_Task requirements:_ Pull out from the material below all lines with "title".

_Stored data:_
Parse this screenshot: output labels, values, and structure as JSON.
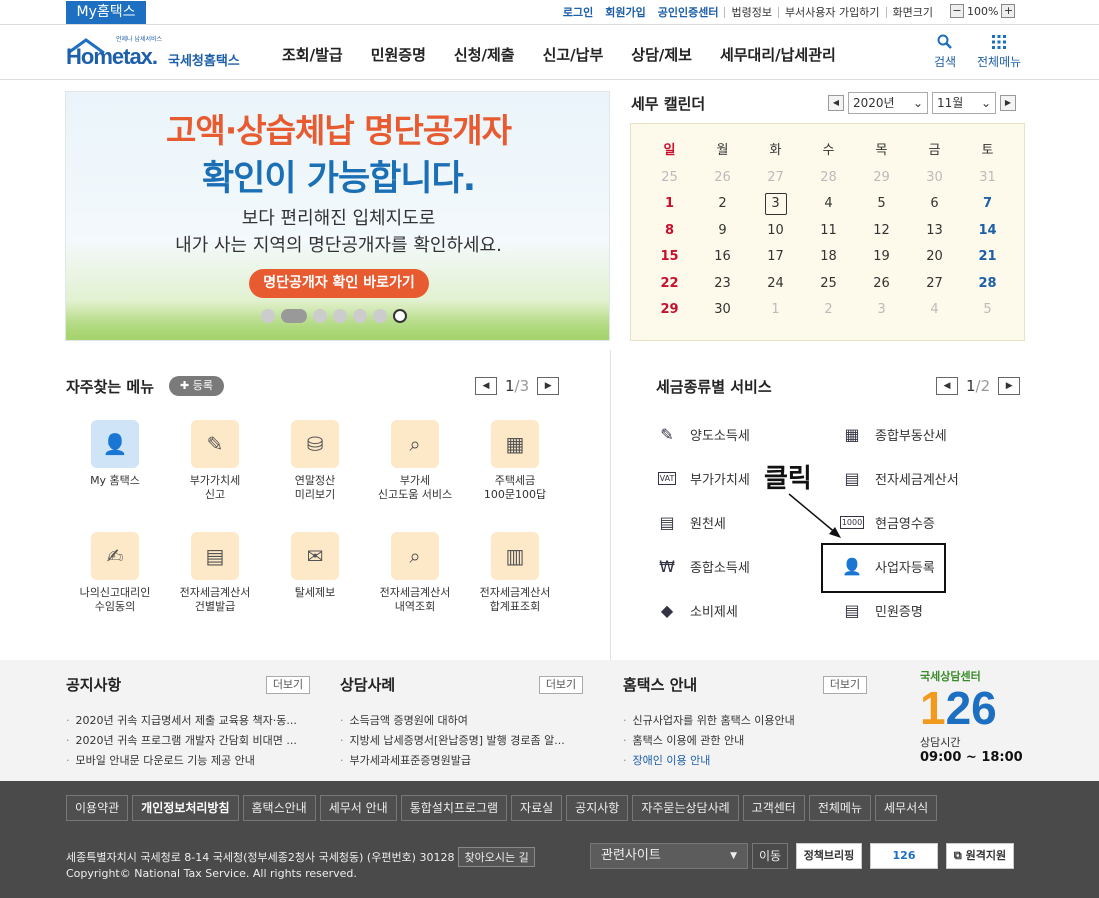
{
  "topbar": {
    "myhometax": "My홈택스",
    "links": [
      "로그인",
      "회원가입",
      "공인인증센터",
      "법령정보",
      "부서사용자 가입하기",
      "화면크기"
    ],
    "zoom": "100%",
    "zoom_minus": "−",
    "zoom_plus": "+"
  },
  "header": {
    "logo_small": "언제나 납세서비스",
    "logo_main": "Hometax.",
    "logo_kr": "국세청홈택스",
    "nav": [
      "조회/발급",
      "민원증명",
      "신청/제출",
      "신고/납부",
      "상담/제보",
      "세무대리/납세관리"
    ],
    "search_label": "검색",
    "allmenu_label": "전체메뉴"
  },
  "banner": {
    "line1": "고액·상습체납 명단공개자",
    "line2": "확인이 가능합니다.",
    "line3": "보다 편리해진 입체지도로",
    "line4": "내가 사는 지역의 명단공개자를 확인하세요.",
    "button": "명단공개자 확인 바로가기"
  },
  "calendar": {
    "title": "세무 캘린더",
    "year": "2020년",
    "month": "11월",
    "weekdays": [
      "일",
      "월",
      "화",
      "수",
      "목",
      "금",
      "토"
    ],
    "weeks": [
      [
        "25",
        "26",
        "27",
        "28",
        "29",
        "30",
        "31"
      ],
      [
        "1",
        "2",
        "3",
        "4",
        "5",
        "6",
        "7"
      ],
      [
        "8",
        "9",
        "10",
        "11",
        "12",
        "13",
        "14"
      ],
      [
        "15",
        "16",
        "17",
        "18",
        "19",
        "20",
        "21"
      ],
      [
        "22",
        "23",
        "24",
        "25",
        "26",
        "27",
        "28"
      ],
      [
        "29",
        "30",
        "1",
        "2",
        "3",
        "4",
        "5"
      ]
    ]
  },
  "favorites": {
    "title": "자주찾는 메뉴",
    "add": "등록",
    "page": "1",
    "total": "/3",
    "items": [
      {
        "label": "My 홈택스"
      },
      {
        "label": "부가가치세\n신고"
      },
      {
        "label": "연말정산\n미리보기"
      },
      {
        "label": "부가세\n신고도움 서비스"
      },
      {
        "label": "주택세금\n100문100답"
      },
      {
        "label": "나의신고대리인\n수임동의"
      },
      {
        "label": "전자세금계산서\n건별발급"
      },
      {
        "label": "탈세제보"
      },
      {
        "label": "전자세금계산서\n내역조회"
      },
      {
        "label": "전자세금계산서\n합계표조회"
      }
    ]
  },
  "taxservices": {
    "title": "세금종류별 서비스",
    "page": "1",
    "total": "/2",
    "left": [
      "양도소득세",
      "부가가치세",
      "원천세",
      "종합소득세",
      "소비제세"
    ],
    "right": [
      "종합부동산세",
      "전자세금계산서",
      "현금영수증",
      "사업자등록",
      "민원증명"
    ],
    "annotation": "클릭"
  },
  "notices": {
    "notice": {
      "title": "공지사항",
      "more": "더보기",
      "items": [
        "2020년 귀속 지급명세서 제출 교육용 책자·동...",
        "2020년 귀속 프로그램 개발자 간담회 비대면 ...",
        "모바일 안내문 다운로드 기능 제공 안내"
      ]
    },
    "cases": {
      "title": "상담사례",
      "more": "더보기",
      "items": [
        "소득금액 증명원에 대하여",
        "지방세 납세증명서[완납증명] 발행 경로좀 알...",
        "부가세과세표준증명원발급"
      ]
    },
    "guide": {
      "title": "홈택스 안내",
      "more": "더보기",
      "items": [
        "신규사업자를 위한 홈택스 이용안내",
        "홈택스 이용에 관한 안내",
        "장애인 이용 안내"
      ]
    }
  },
  "center126": {
    "title": "국세상담센터",
    "number_a": "1",
    "number_b": "26",
    "hours_label": "상담시간",
    "hours": "09:00 ~ 18:00"
  },
  "footer": {
    "links": [
      "이용약관",
      "개인정보처리방침",
      "홈택스안내",
      "세무서 안내",
      "통합설치프로그램",
      "자료실",
      "공지사항",
      "자주묻는상담사례",
      "고객센터",
      "전체메뉴",
      "세무서식"
    ],
    "address": "세종특별자치시 국세청로 8-14 국세청(정부세종2청사 국세청동) (우편번호) 30128",
    "find": "찾아오시는 길",
    "copyright": "Copyright© National Tax Service. All rights reserved.",
    "related": "관련사이트",
    "go": "이동",
    "policy": "정책브리핑",
    "center": "126",
    "remote": "원격지원"
  }
}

_Complete response:_
    "title": "세무 캘린더",
    "title": "자주찾는 메뉴",
    "title": "세금종류별 서비스",
      "title": "공지사항",
      "title": "상담사례",
      "title": "홈택스 안내",
    "title": "국세상담센터",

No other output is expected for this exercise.